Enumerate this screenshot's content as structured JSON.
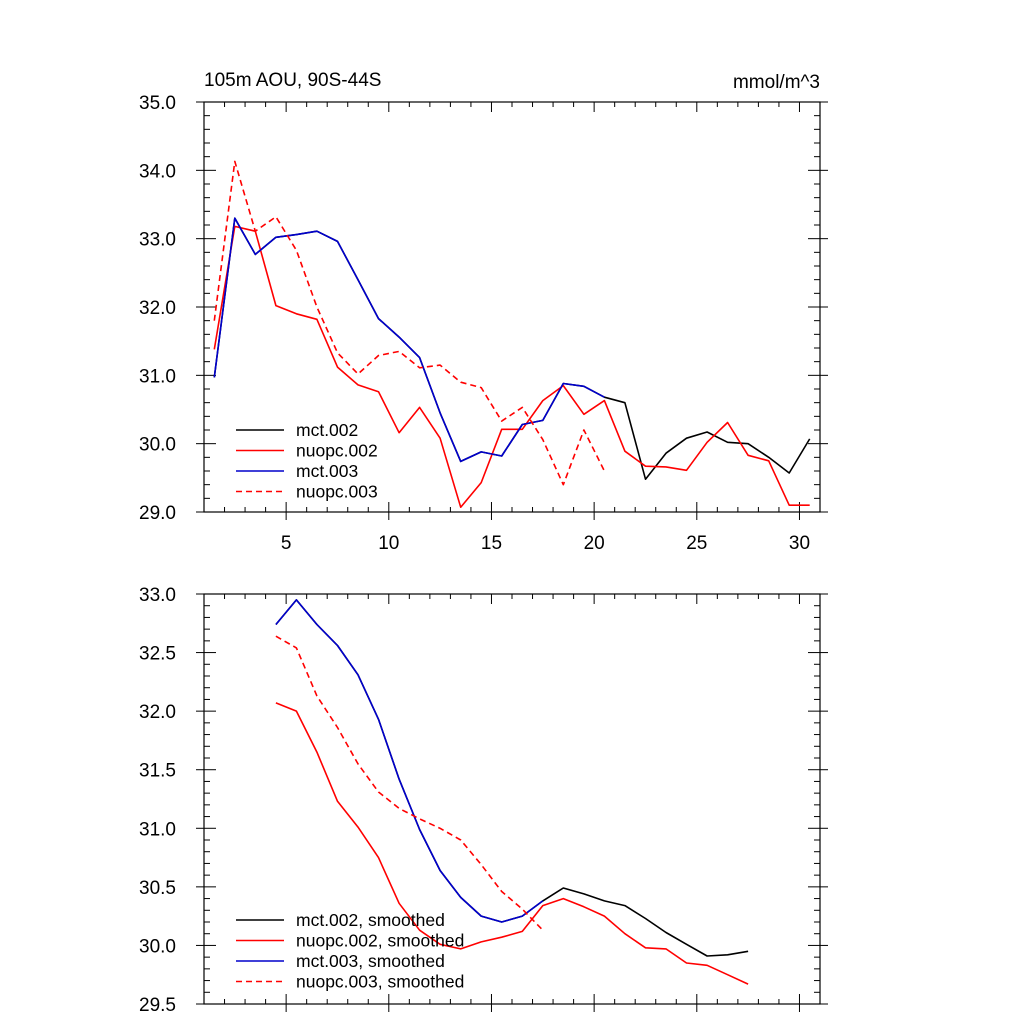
{
  "chart_data": [
    {
      "type": "line",
      "title_left": "105m AOU, 90S-44S",
      "title_right": "mmol/m^3",
      "xlim": [
        1,
        31
      ],
      "ylim": [
        29.0,
        35.0
      ],
      "xticks": [
        5,
        10,
        15,
        20,
        25,
        30
      ],
      "yticks": [
        29.0,
        30.0,
        31.0,
        32.0,
        33.0,
        34.0,
        35.0
      ],
      "x_tick_labels_shown": true,
      "series": [
        {
          "name": "mct.002",
          "color": "#000000",
          "dash": "solid",
          "x": [
            1.5,
            2.5,
            3.5,
            4.5,
            5.5,
            6.5,
            7.5,
            8.5,
            9.5,
            10.5,
            11.5,
            12.5,
            13.5,
            14.5,
            15.5,
            16.5,
            17.5,
            18.5,
            19.5,
            20.5,
            21.5,
            22.5,
            23.5,
            24.5,
            25.5,
            26.5,
            27.5,
            28.5,
            29.5,
            30.5
          ],
          "y": [
            30.97,
            33.3,
            32.77,
            33.02,
            33.06,
            33.11,
            32.96,
            32.4,
            31.83,
            31.56,
            31.26,
            30.45,
            29.74,
            29.88,
            29.82,
            30.28,
            30.34,
            30.88,
            30.84,
            30.68,
            30.6,
            29.48,
            29.86,
            30.08,
            30.17,
            30.02,
            30.0,
            29.8,
            29.57,
            30.07
          ]
        },
        {
          "name": "nuopc.002",
          "color": "#ff0000",
          "dash": "solid",
          "x": [
            1.5,
            2.5,
            3.5,
            4.5,
            5.5,
            6.5,
            7.5,
            8.5,
            9.5,
            10.5,
            11.5,
            12.5,
            13.5,
            14.5,
            15.5,
            16.5,
            17.5,
            18.5,
            19.5,
            20.5,
            21.5,
            22.5,
            23.5,
            24.5,
            25.5,
            26.5,
            27.5,
            28.5,
            29.5,
            30.5
          ],
          "y": [
            31.38,
            33.18,
            33.11,
            32.02,
            31.9,
            31.82,
            31.12,
            30.86,
            30.76,
            30.16,
            30.53,
            30.08,
            29.07,
            29.43,
            30.21,
            30.21,
            30.63,
            30.85,
            30.43,
            30.63,
            29.89,
            29.67,
            29.66,
            29.61,
            30.02,
            30.31,
            29.83,
            29.75,
            29.1,
            29.1
          ]
        },
        {
          "name": "mct.003",
          "color": "#0000cc",
          "dash": "solid",
          "x": [
            1.5,
            2.5,
            3.5,
            4.5,
            5.5,
            6.5,
            7.5,
            8.5,
            9.5,
            10.5,
            11.5,
            12.5,
            13.5,
            14.5,
            15.5,
            16.5,
            17.5,
            18.5,
            19.5,
            20.5
          ],
          "y": [
            30.97,
            33.3,
            32.77,
            33.02,
            33.06,
            33.11,
            32.96,
            32.4,
            31.83,
            31.56,
            31.26,
            30.45,
            29.74,
            29.88,
            29.82,
            30.28,
            30.34,
            30.88,
            30.84,
            30.68
          ]
        },
        {
          "name": "nuopc.003",
          "color": "#ff0000",
          "dash": "dashed",
          "x": [
            1.5,
            2.5,
            3.5,
            4.5,
            5.5,
            6.5,
            7.5,
            8.5,
            9.5,
            10.5,
            11.5,
            12.5,
            13.5,
            14.5,
            15.5,
            16.5,
            17.5,
            18.5,
            19.5,
            20.5
          ],
          "y": [
            31.8,
            34.13,
            33.11,
            33.32,
            32.83,
            32.0,
            31.33,
            31.02,
            31.29,
            31.35,
            31.11,
            31.15,
            30.9,
            30.82,
            30.33,
            30.53,
            30.06,
            29.4,
            30.2,
            29.6
          ]
        }
      ],
      "legend": [
        "mct.002",
        "nuopc.002",
        "mct.003",
        "nuopc.003"
      ],
      "legend_position": "bottom-left"
    },
    {
      "type": "line",
      "xlim": [
        1,
        31
      ],
      "ylim": [
        29.5,
        33.0
      ],
      "xticks": [
        5,
        10,
        15,
        20,
        25,
        30
      ],
      "yticks": [
        29.5,
        30.0,
        30.5,
        31.0,
        31.5,
        32.0,
        32.5,
        33.0
      ],
      "x_tick_labels_shown": false,
      "series": [
        {
          "name": "mct.002, smoothed",
          "color": "#000000",
          "dash": "solid",
          "x": [
            4.5,
            5.5,
            6.5,
            7.5,
            8.5,
            9.5,
            10.5,
            11.5,
            12.5,
            13.5,
            14.5,
            15.5,
            16.5,
            17.5,
            18.5,
            19.5,
            20.5,
            21.5,
            22.5,
            23.5,
            24.5,
            25.5,
            26.5,
            27.5
          ],
          "y": [
            32.74,
            32.95,
            32.74,
            32.56,
            32.31,
            31.93,
            31.42,
            30.99,
            30.64,
            30.41,
            30.25,
            30.2,
            30.25,
            30.38,
            30.49,
            30.44,
            30.38,
            30.34,
            30.23,
            30.11,
            30.01,
            29.91,
            29.92,
            29.95
          ]
        },
        {
          "name": "nuopc.002, smoothed",
          "color": "#ff0000",
          "dash": "solid",
          "x": [
            4.5,
            5.5,
            6.5,
            7.5,
            8.5,
            9.5,
            10.5,
            11.5,
            12.5,
            13.5,
            14.5,
            15.5,
            16.5,
            17.5,
            18.5,
            19.5,
            20.5,
            21.5,
            22.5,
            23.5,
            24.5,
            25.5,
            26.5,
            27.5
          ],
          "y": [
            32.07,
            32.0,
            31.65,
            31.23,
            31.01,
            30.75,
            30.36,
            30.13,
            30.01,
            29.97,
            30.03,
            30.07,
            30.12,
            30.34,
            30.4,
            30.33,
            30.25,
            30.1,
            29.98,
            29.97,
            29.85,
            29.83,
            29.75,
            29.67
          ]
        },
        {
          "name": "mct.003, smoothed",
          "color": "#0000cc",
          "dash": "solid",
          "x": [
            4.5,
            5.5,
            6.5,
            7.5,
            8.5,
            9.5,
            10.5,
            11.5,
            12.5,
            13.5,
            14.5,
            15.5,
            16.5,
            17.5
          ],
          "y": [
            32.74,
            32.95,
            32.74,
            32.56,
            32.31,
            31.93,
            31.42,
            30.99,
            30.64,
            30.41,
            30.25,
            30.2,
            30.25,
            30.38
          ]
        },
        {
          "name": "nuopc.003, smoothed",
          "color": "#ff0000",
          "dash": "dashed",
          "x": [
            4.5,
            5.5,
            6.5,
            7.5,
            8.5,
            9.5,
            10.5,
            11.5,
            12.5,
            13.5,
            14.5,
            15.5,
            16.5,
            17.5
          ],
          "y": [
            32.64,
            32.54,
            32.13,
            31.86,
            31.55,
            31.31,
            31.17,
            31.08,
            31.0,
            30.9,
            30.69,
            30.46,
            30.31,
            30.13
          ]
        }
      ],
      "legend": [
        "mct.002, smoothed",
        "nuopc.002, smoothed",
        "mct.003, smoothed",
        "nuopc.003, smoothed"
      ],
      "legend_position": "bottom-left"
    }
  ]
}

= = = = = = =

Aim of the task
Tally up the lines holding the string "nuopc" in this listing, and report the total alone.

Answer to this problem
8